* WHAT YOU SHOULD DO
Your answer should be a single number: the count of lines in the material below that hold "runtime".
+ + + + +
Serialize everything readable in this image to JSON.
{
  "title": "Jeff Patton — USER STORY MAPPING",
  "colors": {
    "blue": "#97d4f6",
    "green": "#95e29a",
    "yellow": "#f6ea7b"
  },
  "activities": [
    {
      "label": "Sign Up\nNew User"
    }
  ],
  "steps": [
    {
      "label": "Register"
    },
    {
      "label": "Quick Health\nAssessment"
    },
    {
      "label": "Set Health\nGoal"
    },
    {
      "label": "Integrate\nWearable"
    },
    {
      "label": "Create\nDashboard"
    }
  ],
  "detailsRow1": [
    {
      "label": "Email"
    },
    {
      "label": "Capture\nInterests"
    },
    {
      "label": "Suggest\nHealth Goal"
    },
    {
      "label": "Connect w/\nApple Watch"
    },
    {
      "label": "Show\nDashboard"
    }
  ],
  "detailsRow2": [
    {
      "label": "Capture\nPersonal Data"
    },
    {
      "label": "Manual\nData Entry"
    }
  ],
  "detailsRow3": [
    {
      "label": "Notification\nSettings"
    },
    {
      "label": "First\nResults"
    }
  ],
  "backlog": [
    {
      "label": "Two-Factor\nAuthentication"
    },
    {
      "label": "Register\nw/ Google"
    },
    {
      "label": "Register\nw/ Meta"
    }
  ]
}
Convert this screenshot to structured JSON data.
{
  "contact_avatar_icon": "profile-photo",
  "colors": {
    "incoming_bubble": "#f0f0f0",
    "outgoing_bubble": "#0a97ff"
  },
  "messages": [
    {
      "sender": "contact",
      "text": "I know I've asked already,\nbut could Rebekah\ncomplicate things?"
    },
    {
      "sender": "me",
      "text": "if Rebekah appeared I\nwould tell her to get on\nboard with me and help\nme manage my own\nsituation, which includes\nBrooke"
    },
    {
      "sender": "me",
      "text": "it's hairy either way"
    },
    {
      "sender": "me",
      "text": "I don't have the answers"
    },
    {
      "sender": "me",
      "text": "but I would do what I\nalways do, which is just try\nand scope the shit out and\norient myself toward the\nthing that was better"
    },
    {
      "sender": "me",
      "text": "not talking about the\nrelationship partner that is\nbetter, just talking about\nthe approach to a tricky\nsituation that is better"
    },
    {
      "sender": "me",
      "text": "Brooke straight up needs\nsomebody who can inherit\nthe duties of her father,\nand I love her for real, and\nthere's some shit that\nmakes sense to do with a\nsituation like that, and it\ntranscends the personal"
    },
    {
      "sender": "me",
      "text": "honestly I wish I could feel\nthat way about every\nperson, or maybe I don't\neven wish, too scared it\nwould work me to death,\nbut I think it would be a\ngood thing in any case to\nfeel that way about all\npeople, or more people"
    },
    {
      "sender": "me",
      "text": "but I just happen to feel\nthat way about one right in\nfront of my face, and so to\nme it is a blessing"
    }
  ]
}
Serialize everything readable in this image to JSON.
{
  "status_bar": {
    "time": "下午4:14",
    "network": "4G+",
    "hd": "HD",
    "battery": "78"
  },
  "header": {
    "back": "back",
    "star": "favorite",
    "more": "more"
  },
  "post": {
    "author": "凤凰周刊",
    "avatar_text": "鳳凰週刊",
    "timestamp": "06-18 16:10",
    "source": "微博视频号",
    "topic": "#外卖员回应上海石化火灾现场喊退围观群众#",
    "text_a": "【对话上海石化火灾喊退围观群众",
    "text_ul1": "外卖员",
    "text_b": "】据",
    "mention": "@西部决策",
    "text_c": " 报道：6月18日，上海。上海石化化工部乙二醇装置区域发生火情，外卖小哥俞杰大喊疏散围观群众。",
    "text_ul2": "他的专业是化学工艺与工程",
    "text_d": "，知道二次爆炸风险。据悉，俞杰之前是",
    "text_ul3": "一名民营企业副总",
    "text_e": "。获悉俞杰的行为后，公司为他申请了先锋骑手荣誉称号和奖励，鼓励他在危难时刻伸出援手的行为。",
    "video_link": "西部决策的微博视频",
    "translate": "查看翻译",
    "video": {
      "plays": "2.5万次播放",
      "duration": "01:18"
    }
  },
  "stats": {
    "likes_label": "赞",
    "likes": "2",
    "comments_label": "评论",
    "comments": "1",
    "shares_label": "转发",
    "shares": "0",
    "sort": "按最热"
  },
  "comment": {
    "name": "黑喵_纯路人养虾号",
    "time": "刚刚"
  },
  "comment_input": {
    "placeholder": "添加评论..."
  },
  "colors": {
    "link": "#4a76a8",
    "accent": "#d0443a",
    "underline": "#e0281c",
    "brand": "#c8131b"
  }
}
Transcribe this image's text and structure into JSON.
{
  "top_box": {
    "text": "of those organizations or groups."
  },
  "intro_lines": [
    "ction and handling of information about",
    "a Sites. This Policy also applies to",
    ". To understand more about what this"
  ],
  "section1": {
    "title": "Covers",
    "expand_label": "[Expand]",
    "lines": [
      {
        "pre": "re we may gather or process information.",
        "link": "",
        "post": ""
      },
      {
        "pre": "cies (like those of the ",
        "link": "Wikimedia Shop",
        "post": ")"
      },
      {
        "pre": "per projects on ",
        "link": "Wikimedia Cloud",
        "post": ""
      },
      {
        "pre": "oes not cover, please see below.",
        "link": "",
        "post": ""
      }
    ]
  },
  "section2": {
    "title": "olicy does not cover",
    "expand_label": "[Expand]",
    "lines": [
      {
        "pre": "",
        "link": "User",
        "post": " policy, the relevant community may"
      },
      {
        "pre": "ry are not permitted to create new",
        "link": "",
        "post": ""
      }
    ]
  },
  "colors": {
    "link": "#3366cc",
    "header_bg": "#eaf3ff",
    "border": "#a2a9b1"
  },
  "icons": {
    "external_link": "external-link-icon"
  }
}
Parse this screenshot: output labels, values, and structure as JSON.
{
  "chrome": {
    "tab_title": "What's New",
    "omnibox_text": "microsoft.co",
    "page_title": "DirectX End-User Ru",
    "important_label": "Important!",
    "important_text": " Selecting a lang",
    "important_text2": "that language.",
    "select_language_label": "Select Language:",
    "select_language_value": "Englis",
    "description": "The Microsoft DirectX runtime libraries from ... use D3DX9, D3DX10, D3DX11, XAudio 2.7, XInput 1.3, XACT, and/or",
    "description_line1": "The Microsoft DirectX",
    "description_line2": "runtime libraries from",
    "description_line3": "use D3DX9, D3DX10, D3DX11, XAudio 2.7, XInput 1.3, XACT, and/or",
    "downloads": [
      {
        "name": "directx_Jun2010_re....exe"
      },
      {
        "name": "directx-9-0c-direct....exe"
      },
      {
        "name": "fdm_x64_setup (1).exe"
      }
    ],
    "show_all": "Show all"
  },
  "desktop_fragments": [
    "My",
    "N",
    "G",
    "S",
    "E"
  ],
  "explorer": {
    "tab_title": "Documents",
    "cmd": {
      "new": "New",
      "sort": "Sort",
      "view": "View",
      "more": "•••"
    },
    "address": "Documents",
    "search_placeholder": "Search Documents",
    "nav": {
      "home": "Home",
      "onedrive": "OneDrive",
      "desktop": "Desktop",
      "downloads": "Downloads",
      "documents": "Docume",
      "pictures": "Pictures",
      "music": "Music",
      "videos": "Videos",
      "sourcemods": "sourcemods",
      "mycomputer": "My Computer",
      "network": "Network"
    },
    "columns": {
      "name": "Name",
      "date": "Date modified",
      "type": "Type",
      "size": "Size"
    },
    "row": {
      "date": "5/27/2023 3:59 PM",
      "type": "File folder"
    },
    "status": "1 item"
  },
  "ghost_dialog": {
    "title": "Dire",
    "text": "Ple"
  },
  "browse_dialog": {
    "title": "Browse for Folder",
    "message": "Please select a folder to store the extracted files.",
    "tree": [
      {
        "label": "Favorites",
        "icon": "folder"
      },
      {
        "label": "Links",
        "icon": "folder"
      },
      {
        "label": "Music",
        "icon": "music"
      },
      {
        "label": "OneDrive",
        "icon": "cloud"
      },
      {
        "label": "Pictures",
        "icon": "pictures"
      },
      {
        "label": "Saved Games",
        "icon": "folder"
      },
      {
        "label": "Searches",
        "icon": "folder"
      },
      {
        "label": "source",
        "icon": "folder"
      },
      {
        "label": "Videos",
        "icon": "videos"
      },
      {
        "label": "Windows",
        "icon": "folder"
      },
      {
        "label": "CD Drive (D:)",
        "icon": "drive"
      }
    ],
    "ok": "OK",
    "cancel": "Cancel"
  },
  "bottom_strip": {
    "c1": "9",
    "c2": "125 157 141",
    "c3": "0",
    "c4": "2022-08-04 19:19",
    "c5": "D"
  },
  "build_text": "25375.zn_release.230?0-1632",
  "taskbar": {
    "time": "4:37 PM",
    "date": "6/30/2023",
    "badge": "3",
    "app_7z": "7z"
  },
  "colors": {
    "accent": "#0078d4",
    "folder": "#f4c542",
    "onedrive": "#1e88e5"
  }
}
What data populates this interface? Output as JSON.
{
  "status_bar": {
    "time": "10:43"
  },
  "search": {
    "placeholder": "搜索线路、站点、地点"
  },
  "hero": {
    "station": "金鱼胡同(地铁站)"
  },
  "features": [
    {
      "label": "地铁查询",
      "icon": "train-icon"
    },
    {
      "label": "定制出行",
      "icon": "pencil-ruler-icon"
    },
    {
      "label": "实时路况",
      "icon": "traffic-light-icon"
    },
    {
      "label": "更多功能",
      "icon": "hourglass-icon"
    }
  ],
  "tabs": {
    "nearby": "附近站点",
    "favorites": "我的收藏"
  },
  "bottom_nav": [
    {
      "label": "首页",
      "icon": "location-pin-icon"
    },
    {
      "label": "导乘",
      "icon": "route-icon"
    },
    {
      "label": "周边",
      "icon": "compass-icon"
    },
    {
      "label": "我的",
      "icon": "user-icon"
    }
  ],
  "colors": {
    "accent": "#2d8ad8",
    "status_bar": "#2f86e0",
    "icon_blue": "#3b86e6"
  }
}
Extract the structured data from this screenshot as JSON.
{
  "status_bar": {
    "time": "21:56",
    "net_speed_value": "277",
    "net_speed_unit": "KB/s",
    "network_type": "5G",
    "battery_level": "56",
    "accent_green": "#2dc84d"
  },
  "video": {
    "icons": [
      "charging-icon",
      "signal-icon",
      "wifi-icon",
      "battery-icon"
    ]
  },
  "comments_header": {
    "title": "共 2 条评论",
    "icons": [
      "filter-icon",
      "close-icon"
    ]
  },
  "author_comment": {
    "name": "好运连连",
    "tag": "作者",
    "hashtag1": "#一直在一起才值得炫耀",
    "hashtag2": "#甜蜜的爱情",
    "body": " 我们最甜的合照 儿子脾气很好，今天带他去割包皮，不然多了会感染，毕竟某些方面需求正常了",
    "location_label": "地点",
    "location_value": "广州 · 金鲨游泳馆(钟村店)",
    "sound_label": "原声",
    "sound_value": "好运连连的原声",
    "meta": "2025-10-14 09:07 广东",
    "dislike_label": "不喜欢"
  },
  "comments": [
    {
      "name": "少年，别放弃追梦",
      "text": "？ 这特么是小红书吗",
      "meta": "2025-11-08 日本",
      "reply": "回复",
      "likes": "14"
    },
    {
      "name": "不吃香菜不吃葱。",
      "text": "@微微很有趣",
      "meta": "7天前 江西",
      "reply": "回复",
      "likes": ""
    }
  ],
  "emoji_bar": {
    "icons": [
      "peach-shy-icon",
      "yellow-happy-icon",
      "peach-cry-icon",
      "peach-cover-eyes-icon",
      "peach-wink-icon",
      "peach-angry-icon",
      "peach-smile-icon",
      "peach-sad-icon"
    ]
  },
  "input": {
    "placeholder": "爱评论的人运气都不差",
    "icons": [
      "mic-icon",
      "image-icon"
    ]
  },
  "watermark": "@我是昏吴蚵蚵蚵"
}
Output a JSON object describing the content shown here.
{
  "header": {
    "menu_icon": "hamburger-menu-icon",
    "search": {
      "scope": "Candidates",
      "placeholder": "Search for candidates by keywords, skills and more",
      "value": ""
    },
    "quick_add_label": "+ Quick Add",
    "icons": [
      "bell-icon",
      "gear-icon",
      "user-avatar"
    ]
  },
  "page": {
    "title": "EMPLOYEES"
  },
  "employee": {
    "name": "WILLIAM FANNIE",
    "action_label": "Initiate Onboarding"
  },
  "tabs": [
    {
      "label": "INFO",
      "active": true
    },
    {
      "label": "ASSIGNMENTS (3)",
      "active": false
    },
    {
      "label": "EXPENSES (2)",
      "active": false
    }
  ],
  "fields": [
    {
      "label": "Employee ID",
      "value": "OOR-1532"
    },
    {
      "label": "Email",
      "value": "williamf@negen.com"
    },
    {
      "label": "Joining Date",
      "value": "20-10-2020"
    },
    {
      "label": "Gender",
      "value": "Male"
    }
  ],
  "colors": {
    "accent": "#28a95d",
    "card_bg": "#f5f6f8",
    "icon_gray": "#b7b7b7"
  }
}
+ + + + +
* WRITTEN REPLY
2